### Saved data entries
++++++++
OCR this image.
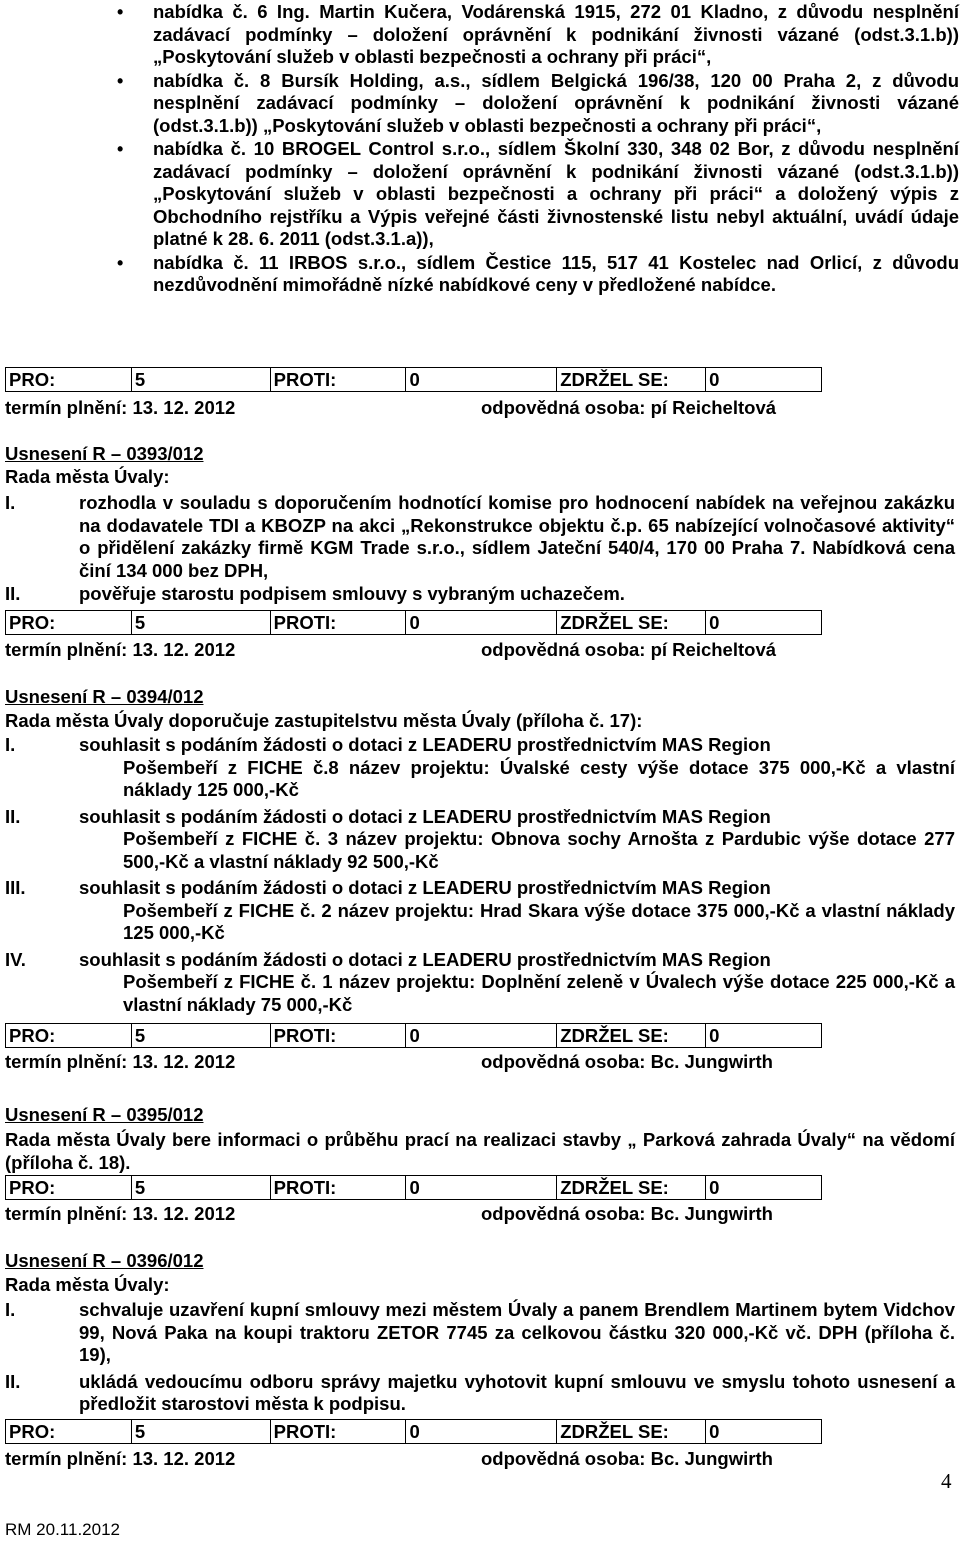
• nabídka č. 6 Ing. Martin Kučera, Vodárenská 1915, 272 01 Kladno, z důvodu nesplnění zadávací podmínky – doložení oprávnění k podnikání živnosti vázané (odst.3.1.b)) „Poskytování služeb v oblasti bezpečnosti a ochrany při práci“,
• nabídka č. 8 Bursík Holding, a.s., sídlem Belgická 196/38, 120 00 Praha 2, z důvodu nesplnění zadávací podmínky – doložení oprávnění k podnikání živnosti vázané (odst.3.1.b)) „Poskytování služeb v oblasti bezpečnosti a ochrany při práci“,
• nabídka č. 10 BROGEL Control s.r.o., sídlem Školní 330, 348 02 Bor, z důvodu nesplnění zadávací podmínky – doložení oprávnění k podnikání živnosti vázané (odst.3.1.b)) „Poskytování služeb v oblasti bezpečnosti a ochrany při práci“ a doložený výpis z Obchodního rejstříku a Výpis veřejné části živnostenské listu nebyl aktuální, uvádí údaje platné k 28. 6. 2011 (odst.3.1.a)),
• nabídka č. 11 IRBOS s.r.o., sídlem Čestice 115, 517 41 Kostelec nad Orlicí, z důvodu nezdůvodnění mimořádně nízké nabídkové ceny v předložené nabídce.
PRO:	5	PROTI:	0	ZDRŽEL SE:	0
termín plnění: 13. 12. 2012	odpovědná osoba: pí Reicheltová
Usnesení R – 0393/012
Rada města Úvaly:
I.	rozhodla v souladu s doporučením hodnotící komise pro hodnocení nabídek na veřejnou zakázku na dodavatele TDI a KBOZP na akci „Rekonstrukce objektu č.p. 65 nabízející volnočasové aktivity“ o přidělení zakázky firmě KGM Trade s.r.o., sídlem Jateční 540/4, 170 00 Praha 7. Nabídková cena činí 134 000 bez DPH,
II.	pověřuje starostu podpisem smlouvy s vybraným uchazečem.
PRO:	5	PROTI:	0	ZDRŽEL SE:	0
termín plnění: 13. 12. 2012	odpovědná osoba: pí Reicheltová
Usnesení R – 0394/012
Rada města Úvaly doporučuje zastupitelstvu města Úvaly (příloha č. 17):
I.	souhlasit s podáním žádosti o dotaci z LEADERU prostřednictvím MAS Region
Pošembeří z FICHE č.8 název projektu: Úvalské cesty výše dotace 375 000,-Kč a vlastní náklady 125 000,-Kč
II.	souhlasit s podáním žádosti o dotaci z LEADERU prostřednictvím MAS Region
Pošembeří z FICHE č. 3 název projektu: Obnova sochy Arnošta z Pardubic výše dotace 277 500,-Kč a vlastní náklady 92 500,-Kč
III.	souhlasit s podáním žádosti o dotaci z LEADERU prostřednictvím MAS Region
Pošembeří z FICHE č. 2 název projektu: Hrad Skara výše dotace 375 000,-Kč a vlastní náklady 125 000,-Kč
IV.	souhlasit s podáním žádosti o dotaci z LEADERU prostřednictvím MAS Region
Pošembeří z FICHE č. 1 název projektu: Doplnění zeleně v Úvalech výše dotace 225 000,-Kč a vlastní náklady 75 000,-Kč
PRO:	5	PROTI:	0	ZDRŽEL SE:	0
termín plnění: 13. 12. 2012	odpovědná osoba: Bc. Jungwirth
Usnesení R – 0395/012
Rada města Úvaly bere informaci o průběhu prací na realizaci stavby „ Parková zahrada Úvaly“ na vědomí (příloha č. 18).
PRO:	5	PROTI:	0	ZDRŽEL SE:	0
termín plnění: 13. 12. 2012	odpovědná osoba: Bc. Jungwirth
Usnesení R – 0396/012
Rada města Úvaly:
I.	schvaluje uzavření kupní smlouvy mezi městem Úvaly a panem Brendlem Martinem bytem Vidchov 99, Nová Paka na koupi traktoru ZETOR 7745 za celkovou částku 320 000,-Kč vč. DPH (příloha č. 19),
II.	ukládá vedoucímu odboru správy majetku vyhotovit kupní smlouvu ve smyslu tohoto usnesení a předložit starostovi města k podpisu.
PRO:	5	PROTI:	0	ZDRŽEL SE:	0
termín plnění: 13. 12. 2012	odpovědná osoba: Bc. Jungwirth
4
RM 20.11.2012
++++++++
### Task to complete
Copy each line of the listing that holds the word "prostřednictvím".

### Solution for this problem
I.	souhlasit s podáním žádosti o dotaci z LEADERU prostřednictvím MAS Region
II.	souhlasit s podáním žádosti o dotaci z LEADERU prostřednictvím MAS Region
III.	souhlasit s podáním žádosti o dotaci z LEADERU prostřednictvím MAS Region
IV.	souhlasit s podáním žádosti o dotaci z LEADERU prostřednictvím MAS Region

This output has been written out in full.